• What is asked: From the data that follows, report how many lines hold the string "функционирования", giving only the number.

____

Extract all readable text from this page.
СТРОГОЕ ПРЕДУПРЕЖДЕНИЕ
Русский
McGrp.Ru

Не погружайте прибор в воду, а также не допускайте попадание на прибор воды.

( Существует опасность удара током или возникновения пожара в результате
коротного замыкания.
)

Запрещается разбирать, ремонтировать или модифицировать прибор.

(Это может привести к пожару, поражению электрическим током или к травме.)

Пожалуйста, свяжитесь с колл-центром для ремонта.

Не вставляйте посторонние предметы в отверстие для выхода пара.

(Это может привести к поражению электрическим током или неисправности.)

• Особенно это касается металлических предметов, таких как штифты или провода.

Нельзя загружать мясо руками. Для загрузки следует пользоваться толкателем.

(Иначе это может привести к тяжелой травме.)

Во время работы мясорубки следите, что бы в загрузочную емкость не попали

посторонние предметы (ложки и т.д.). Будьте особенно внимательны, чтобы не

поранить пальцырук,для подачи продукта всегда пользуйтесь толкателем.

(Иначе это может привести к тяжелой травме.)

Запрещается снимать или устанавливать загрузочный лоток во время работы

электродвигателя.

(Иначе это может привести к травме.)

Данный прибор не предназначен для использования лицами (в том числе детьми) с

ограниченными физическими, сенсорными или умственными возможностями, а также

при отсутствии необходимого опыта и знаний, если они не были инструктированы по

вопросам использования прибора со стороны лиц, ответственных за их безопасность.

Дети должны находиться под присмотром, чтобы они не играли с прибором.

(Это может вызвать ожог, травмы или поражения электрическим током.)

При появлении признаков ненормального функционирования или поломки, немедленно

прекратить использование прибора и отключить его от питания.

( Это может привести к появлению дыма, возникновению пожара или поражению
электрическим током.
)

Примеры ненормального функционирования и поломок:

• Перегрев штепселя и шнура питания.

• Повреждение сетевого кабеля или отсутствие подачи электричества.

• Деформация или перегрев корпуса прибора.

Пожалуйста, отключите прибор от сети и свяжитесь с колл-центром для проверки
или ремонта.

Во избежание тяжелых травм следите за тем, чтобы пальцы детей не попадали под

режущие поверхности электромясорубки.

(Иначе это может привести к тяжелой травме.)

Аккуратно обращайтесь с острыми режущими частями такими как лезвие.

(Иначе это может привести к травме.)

____

• Solution to this task: 2